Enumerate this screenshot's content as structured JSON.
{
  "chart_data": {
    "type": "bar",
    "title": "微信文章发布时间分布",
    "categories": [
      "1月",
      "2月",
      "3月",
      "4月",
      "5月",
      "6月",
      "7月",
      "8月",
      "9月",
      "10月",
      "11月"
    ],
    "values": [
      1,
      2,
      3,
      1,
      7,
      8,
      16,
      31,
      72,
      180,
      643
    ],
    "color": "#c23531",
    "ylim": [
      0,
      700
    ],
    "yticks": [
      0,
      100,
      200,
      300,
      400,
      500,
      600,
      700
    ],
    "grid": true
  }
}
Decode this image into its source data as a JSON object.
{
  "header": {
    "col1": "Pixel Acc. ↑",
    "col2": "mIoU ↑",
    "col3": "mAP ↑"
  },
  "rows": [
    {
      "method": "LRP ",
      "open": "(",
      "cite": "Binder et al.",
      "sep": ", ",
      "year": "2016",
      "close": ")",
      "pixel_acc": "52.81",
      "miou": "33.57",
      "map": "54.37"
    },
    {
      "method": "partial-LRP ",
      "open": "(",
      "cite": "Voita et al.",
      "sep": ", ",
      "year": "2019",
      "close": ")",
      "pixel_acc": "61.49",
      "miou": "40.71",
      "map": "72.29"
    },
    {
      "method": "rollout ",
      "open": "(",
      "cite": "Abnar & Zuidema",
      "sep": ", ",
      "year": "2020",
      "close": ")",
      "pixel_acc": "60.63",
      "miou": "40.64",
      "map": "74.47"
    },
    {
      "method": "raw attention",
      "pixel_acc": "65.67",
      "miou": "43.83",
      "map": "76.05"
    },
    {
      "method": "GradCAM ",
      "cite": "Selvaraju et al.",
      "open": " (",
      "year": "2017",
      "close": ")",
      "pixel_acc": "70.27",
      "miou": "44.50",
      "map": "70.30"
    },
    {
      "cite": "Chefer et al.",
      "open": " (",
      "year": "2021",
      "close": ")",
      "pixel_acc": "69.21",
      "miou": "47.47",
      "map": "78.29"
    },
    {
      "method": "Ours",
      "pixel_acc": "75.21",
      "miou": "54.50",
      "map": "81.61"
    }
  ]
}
____________________
Copy every record exactly, with nothing added or dropped.

**Written solution**:
Enumerate this screenshot's content as structured JSON.
{
  "chart_data": {
    "type": "bar",
    "title": "微信文章发布时间分布",
    "categories": [
      "1月",
      "2月",
      "3月",
      "4月",
      "5月",
      "6月",
      "7月",
      "8月",
      "9月",
      "10月",
      "11月"
    ],
    "values": [
      1,
      2,
      3,
      1,
      7,
      8,
      16,
      31,
      72,
      180,
      643
    ],
    "color": "#c23531",
    "ylim": [
      0,
      700
    ],
    "yticks": [
      0,
      100,
      200,
      300,
      400,
      500,
      600,
      700
    ],
    "grid": true
  }
}
Decode this image into its source data as a JSON object.
{
  "header": {
    "col1": "Pixel Acc. ↑",
    "col2": "mIoU ↑",
    "col3": "mAP ↑"
  },
  "rows": [
    {
      "method": "LRP ",
      "open": "(",
      "cite": "Binder et al.",
      "sep": ", ",
      "year": "2016",
      "close": ")",
      "pixel_acc": "52.81",
      "miou": "33.57",
      "map": "54.37"
    },
    {
      "method": "partial-LRP ",
      "open": "(",
      "cite": "Voita et al.",
      "sep": ", ",
      "year": "2019",
      "close": ")",
      "pixel_acc": "61.49",
      "miou": "40.71",
      "map": "72.29"
    },
    {
      "method": "rollout ",
      "open": "(",
      "cite": "Abnar & Zuidema",
      "sep": ", ",
      "year": "2020",
      "close": ")",
      "pixel_acc": "60.63",
      "miou": "40.64",
      "map": "74.47"
    },
    {
      "method": "raw attention",
      "pixel_acc": "65.67",
      "miou": "43.83",
      "map": "76.05"
    },
    {
      "method": "GradCAM ",
      "cite": "Selvaraju et al.",
      "open": " (",
      "year": "2017",
      "close": ")",
      "pixel_acc": "70.27",
      "miou": "44.50",
      "map": "70.30"
    },
    {
      "cite": "Chefer et al.",
      "open": " (",
      "year": "2021",
      "close": ")",
      "pixel_acc": "69.21",
      "miou": "47.47",
      "map": "78.29"
    },
    {
      "method": "Ours",
      "pixel_acc": "75.21",
      "miou": "54.50",
      "map": "81.61"
    }
  ]
}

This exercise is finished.